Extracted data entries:
* start *

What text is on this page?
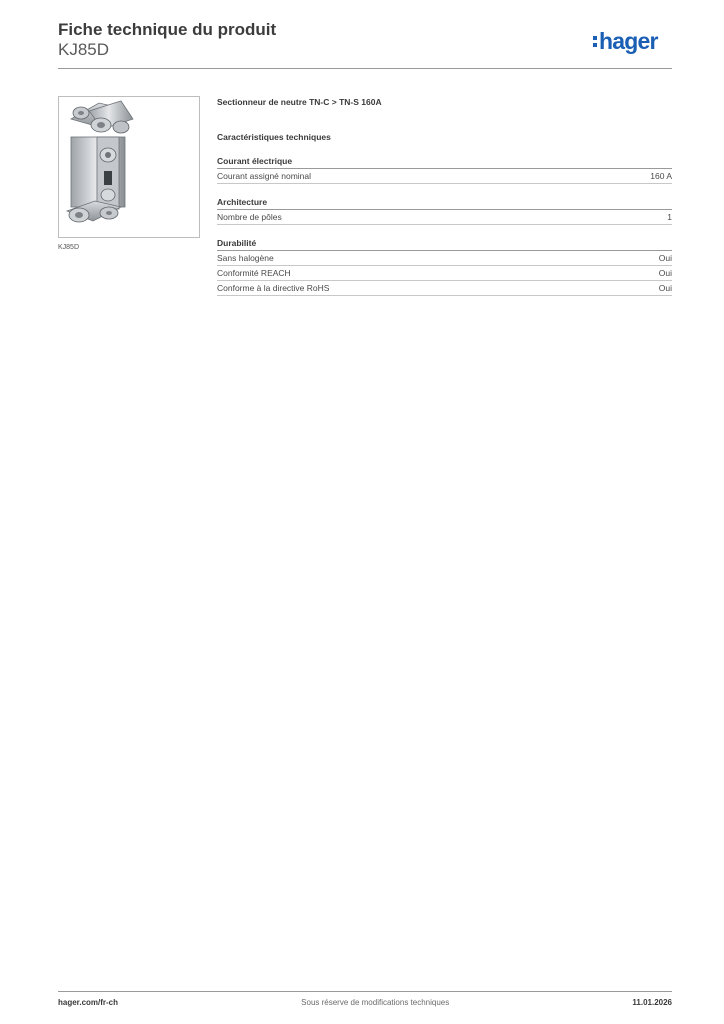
Fiche technique du produit
KJ85D	hager
KJ85D
Sectionneur de neutre TN-C > TN-S 160A
Caractéristiques techniques
Courant électrique
Courant assigné nominal	160 A
Architecture
Nombre de pôles	1
Durabilité
Sans halogène	Oui
Conformité REACH	Oui
Conforme à la directive RoHS	Oui
hager.com/fr-ch	Sous réserve de modifications techniques	11.01.2026
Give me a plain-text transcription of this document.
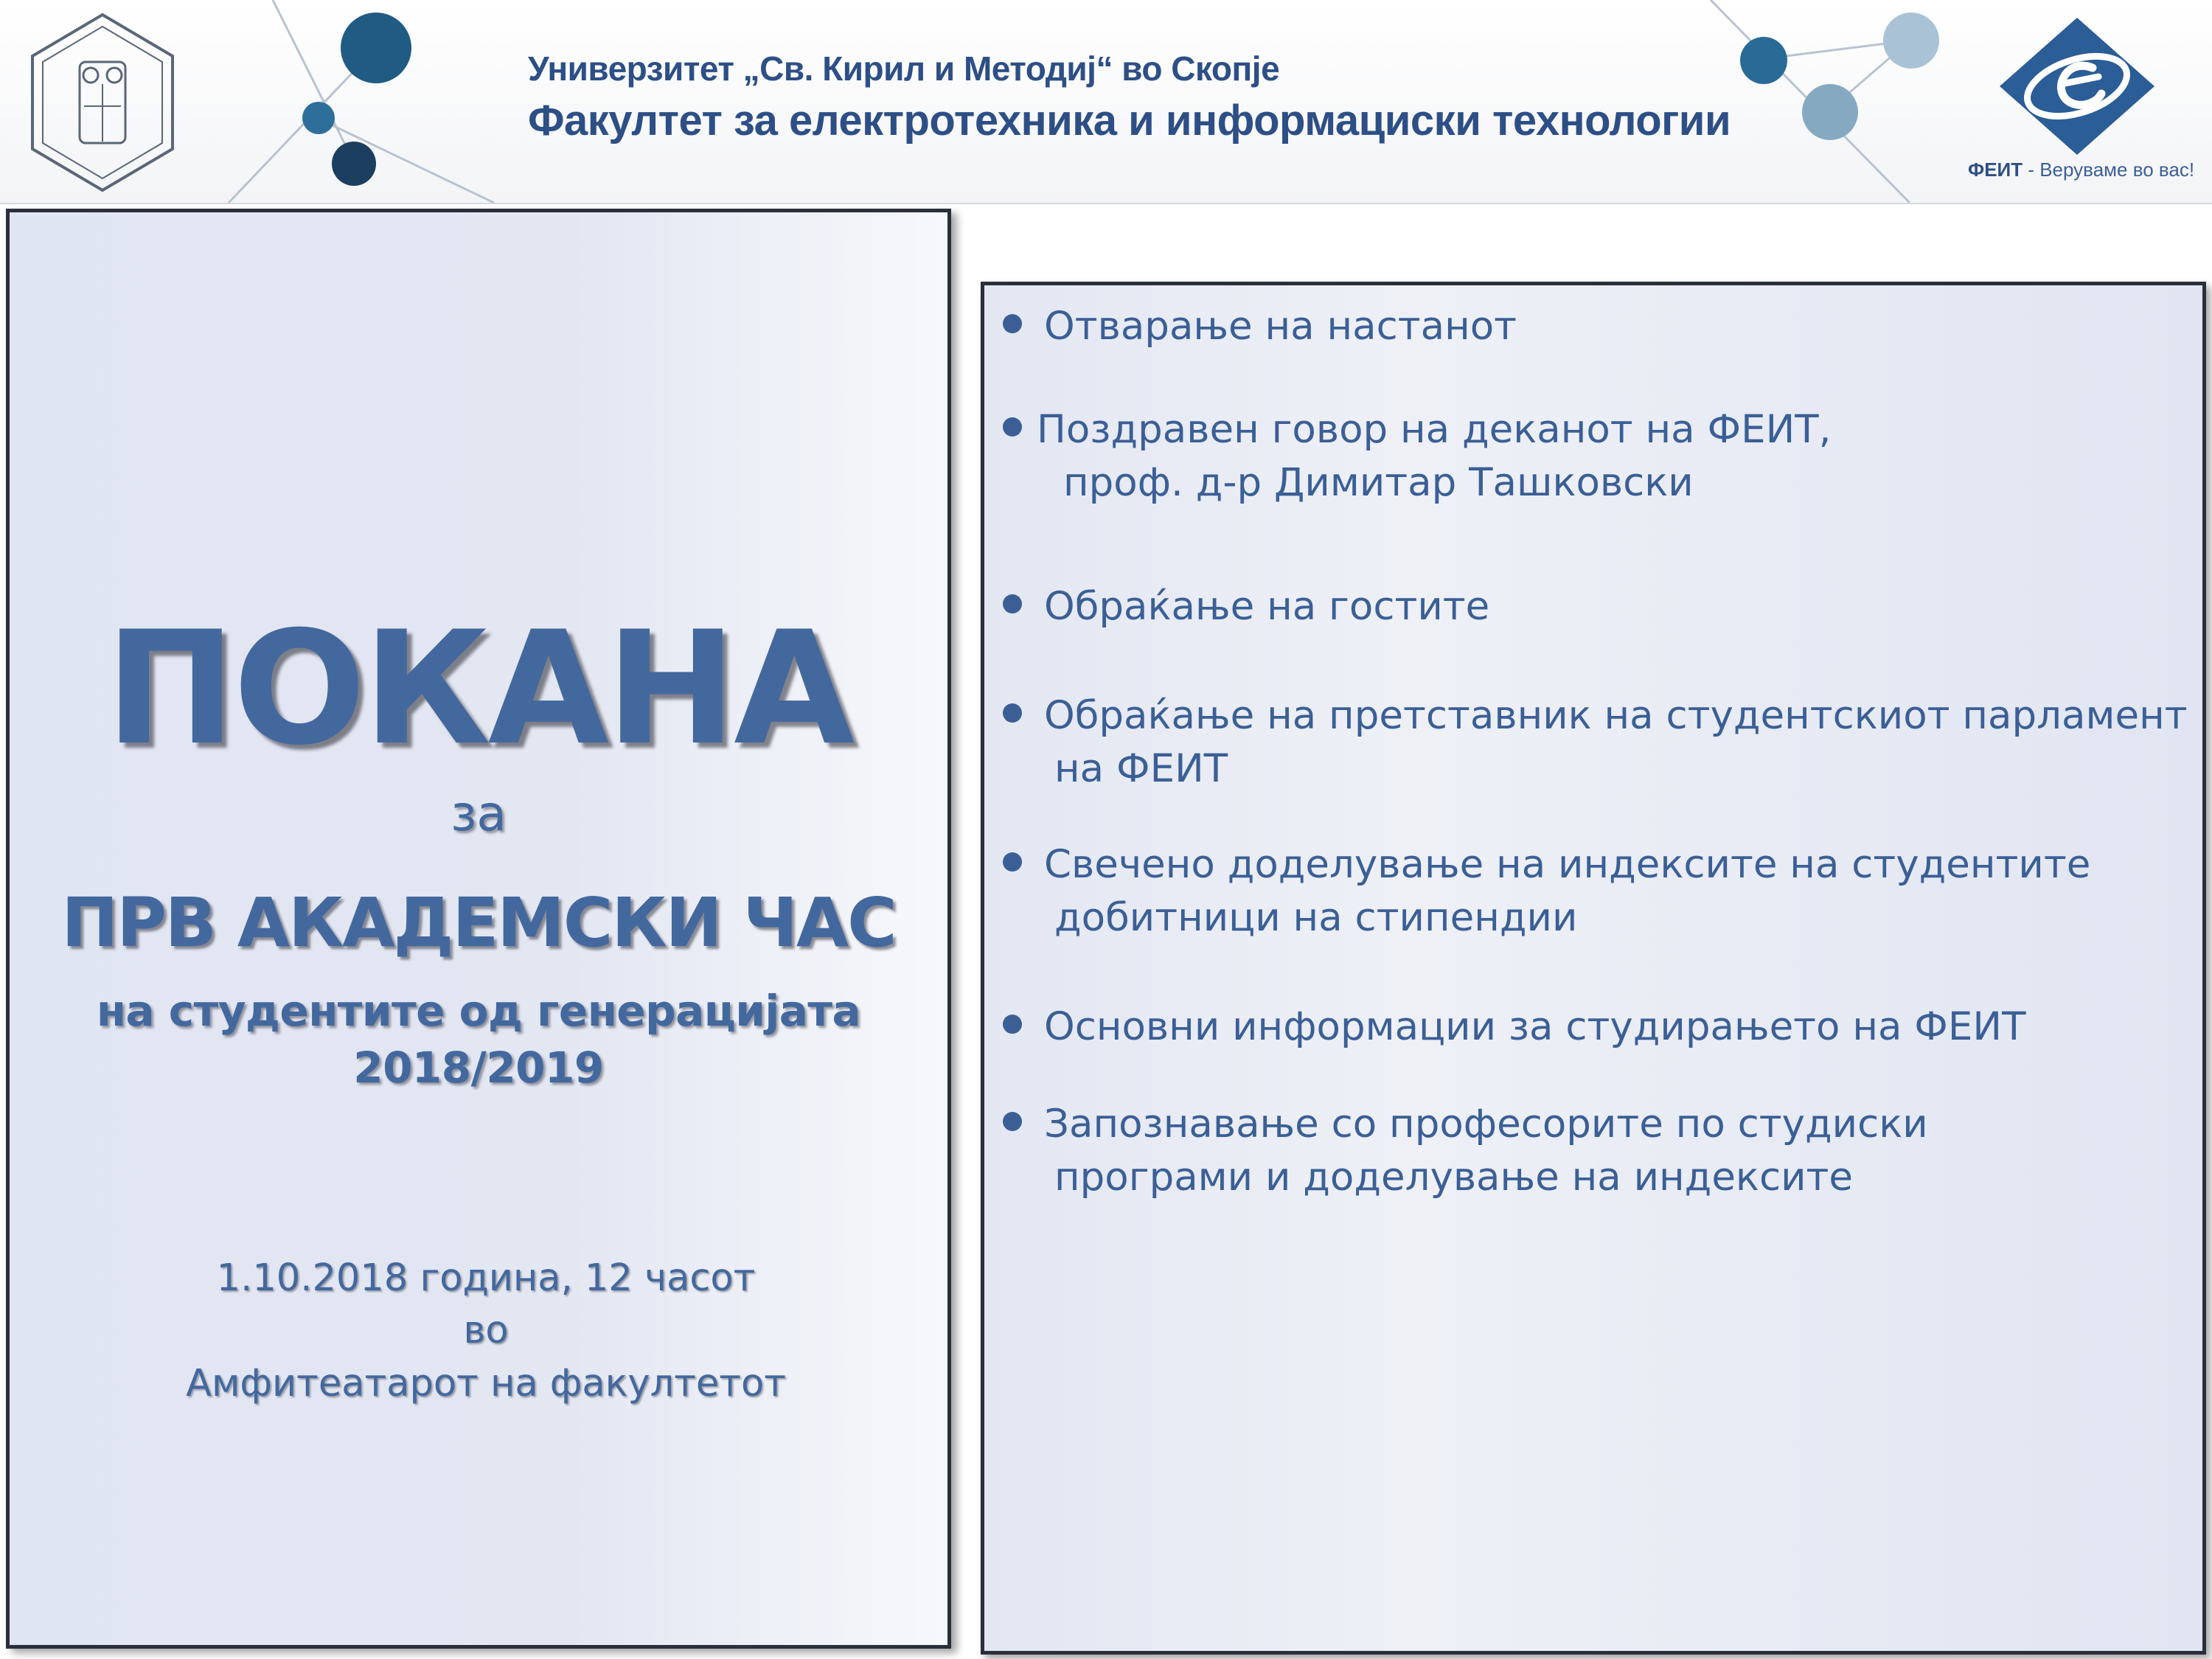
Универзитет „Св. Кирил и Методиј“ во Скопје
Факултет за електротехника и информациски технологии
ФЕИТ - Веруваме во вас!
ПОКАНА
за
ПРВ АКАДЕМСКИ ЧАС
на студентите од генерацијата
2018/2019
1.10.2018 година, 12 часот
во
Амфитеатарот на факултетот
Отварање на настанот
Поздравен говор на деканот на ФЕИТ,
проф. д-р Димитар Ташковски
Обраќање на гостите
Обраќање на претставник на студентскиот парламент
на ФЕИТ
Свечено доделување на индексите на студентите
добитници на стипендии
Основни информации за студирањето на ФЕИТ
Запознавање со професорите по студиски
програми и доделување на индексите
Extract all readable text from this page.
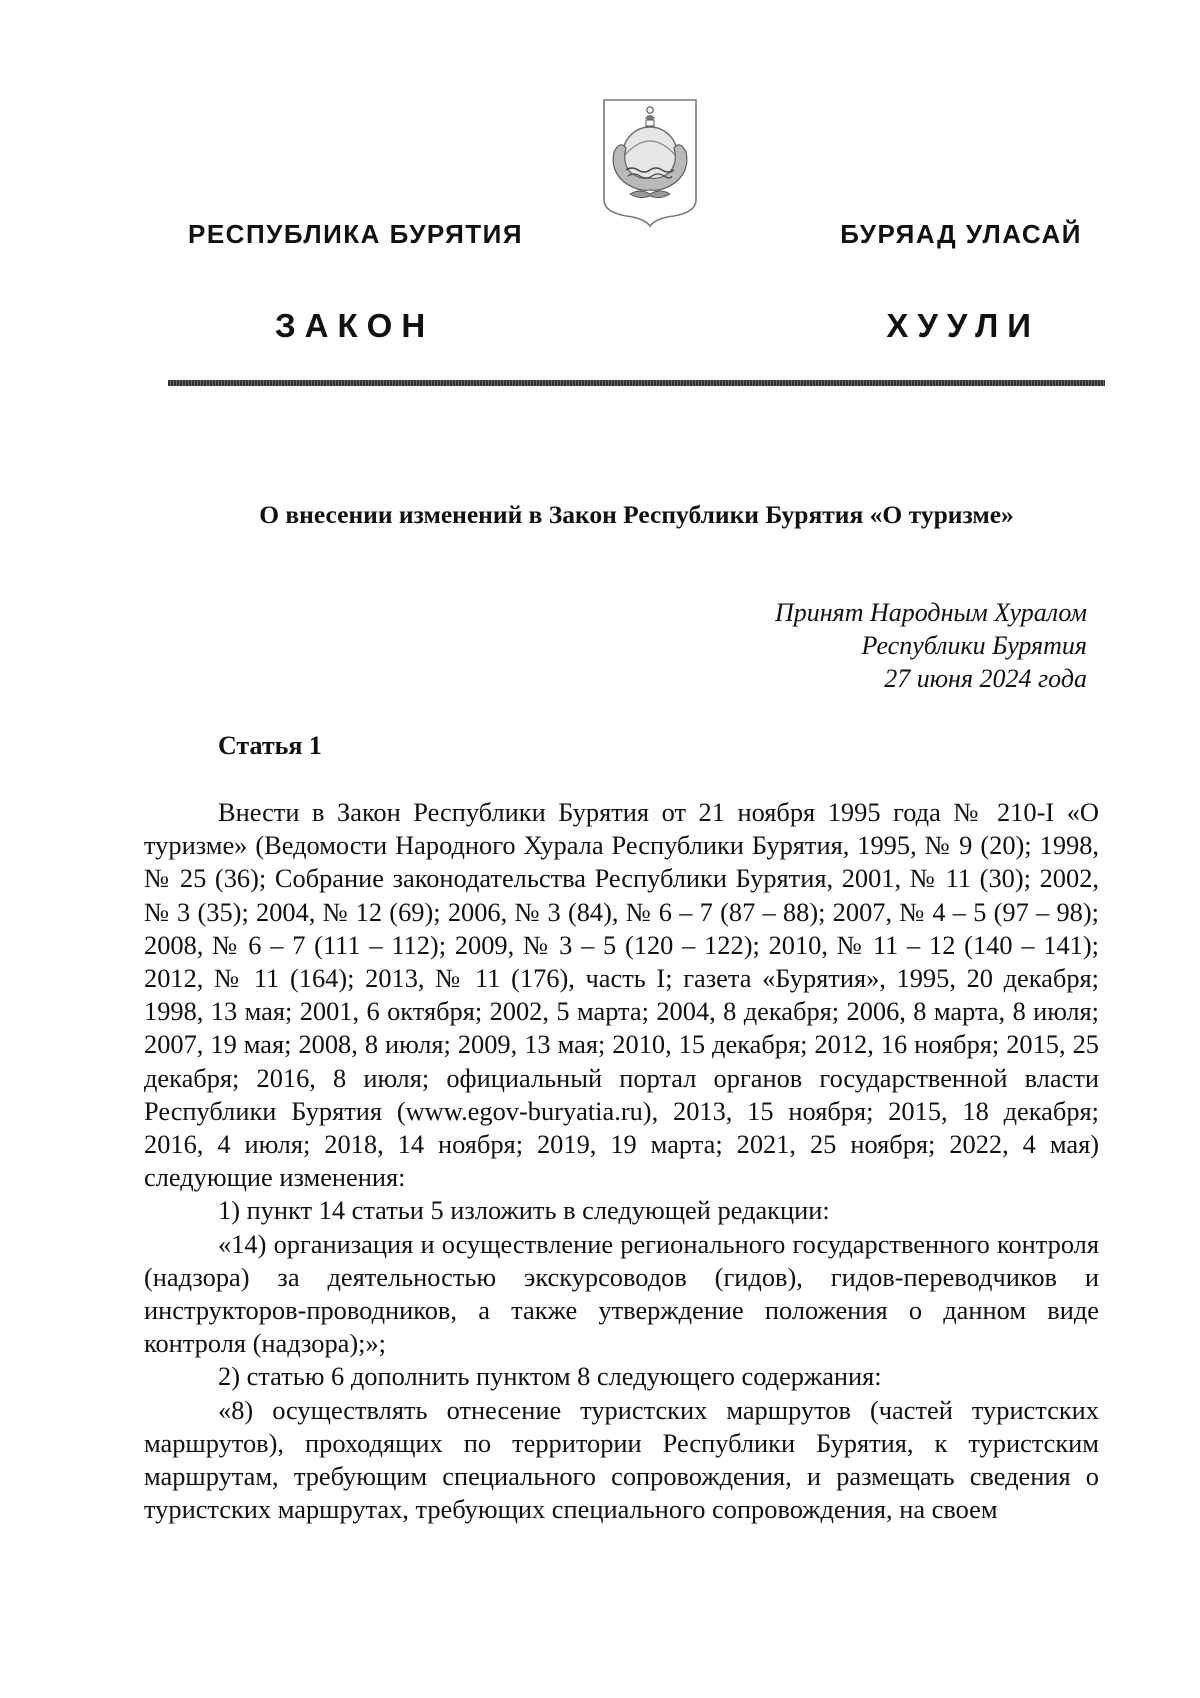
РЕСПУБЛИКА БУРЯТИЯ	БУРЯАД УЛАСАЙ
ЗАКОН	ХУУЛИ
О внесении изменений в Закон Республики Бурятия «О туризме»
Принят Народным Хуралом
Республики Бурятия
27 июня 2024 года
Статья 1

Внести в Закон Республики Бурятия от 21 ноября 1995 года № 210-I «О туризме» (Ведомости Народного Хурала Республики Бурятия, 1995, № 9 (20); 1998, № 25 (36); Собрание законодательства Республики Бурятия, 2001, № 11 (30); 2002, № 3 (35); 2004, № 12 (69); 2006, № 3 (84), № 6 – 7 (87 – 88); 2007, № 4 – 5 (97 – 98); 2008, № 6 – 7 (111 – 112); 2009, № 3 – 5 (120 – 122); 2010, № 11 – 12 (140 – 141); 2012, № 11 (164); 2013, № 11 (176), часть I; газета «Бурятия», 1995, 20 декабря; 1998, 13 мая; 2001, 6 октября; 2002, 5 марта; 2004, 8 декабря; 2006, 8 марта, 8 июля; 2007, 19 мая; 2008, 8 июля; 2009, 13 мая; 2010, 15 декабря; 2012, 16 ноября; 2015, 25 декабря; 2016, 8 июля; официальный портал органов государственной власти Республики Бурятия (www.egov-buryatia.ru), 2013, 15 ноября; 2015, 18 декабря; 2016, 4 июля; 2018, 14 ноября; 2019, 19 марта; 2021, 25 ноября; 2022, 4 мая) следующие изменения:

1) пункт 14 статьи 5 изложить в следующей редакции:

«14) организация и осуществление регионального государственного контроля (надзора) за деятельностью экскурсоводов (гидов), гидов-переводчиков и инструкторов-проводников, а также утверждение положения о данном виде контроля (надзора);»;

2) статью 6 дополнить пунктом 8 следующего содержания:

«8) осуществлять отнесение туристских маршрутов (частей туристских маршрутов), проходящих по территории Республики Бурятия, к туристским маршрутам, требующим специального сопровождения, и размещать сведения о туристских маршрутах, требующих специального сопровождения, на своем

* end *

▶ **Problem to work on**:
Among the lines of the material above, how many include the string "page"? Report only that number.

▶ **The output**:
2